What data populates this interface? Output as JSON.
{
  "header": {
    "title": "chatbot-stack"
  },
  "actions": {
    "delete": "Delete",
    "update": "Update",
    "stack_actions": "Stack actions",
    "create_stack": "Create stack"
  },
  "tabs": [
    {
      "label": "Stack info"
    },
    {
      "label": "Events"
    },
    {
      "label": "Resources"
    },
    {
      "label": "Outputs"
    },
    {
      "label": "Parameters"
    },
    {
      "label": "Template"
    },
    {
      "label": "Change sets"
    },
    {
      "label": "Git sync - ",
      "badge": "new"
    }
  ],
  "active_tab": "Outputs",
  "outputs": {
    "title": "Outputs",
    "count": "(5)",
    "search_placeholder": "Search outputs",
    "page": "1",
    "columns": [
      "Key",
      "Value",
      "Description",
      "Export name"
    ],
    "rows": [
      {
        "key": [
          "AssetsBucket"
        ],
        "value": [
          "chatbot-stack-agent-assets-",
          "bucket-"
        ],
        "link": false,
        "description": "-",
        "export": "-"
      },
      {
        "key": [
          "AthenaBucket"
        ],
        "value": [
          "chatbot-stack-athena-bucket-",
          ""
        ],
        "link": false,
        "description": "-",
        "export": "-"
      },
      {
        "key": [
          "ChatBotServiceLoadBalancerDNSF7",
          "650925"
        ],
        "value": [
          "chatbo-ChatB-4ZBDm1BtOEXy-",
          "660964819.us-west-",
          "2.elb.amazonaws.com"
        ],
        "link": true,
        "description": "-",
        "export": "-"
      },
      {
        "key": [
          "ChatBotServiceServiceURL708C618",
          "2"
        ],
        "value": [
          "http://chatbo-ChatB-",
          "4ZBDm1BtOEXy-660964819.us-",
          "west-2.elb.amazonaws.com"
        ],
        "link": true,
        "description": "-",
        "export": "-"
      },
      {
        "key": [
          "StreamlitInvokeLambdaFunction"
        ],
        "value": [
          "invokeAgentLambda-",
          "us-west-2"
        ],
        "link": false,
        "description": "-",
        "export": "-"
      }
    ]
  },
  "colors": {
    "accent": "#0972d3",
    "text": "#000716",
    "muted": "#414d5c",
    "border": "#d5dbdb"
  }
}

────────────────────────────────────────

*Prompt:*
Tally the lines containing "actions". Provide the number without any other words.

*Response for this exercise:*
2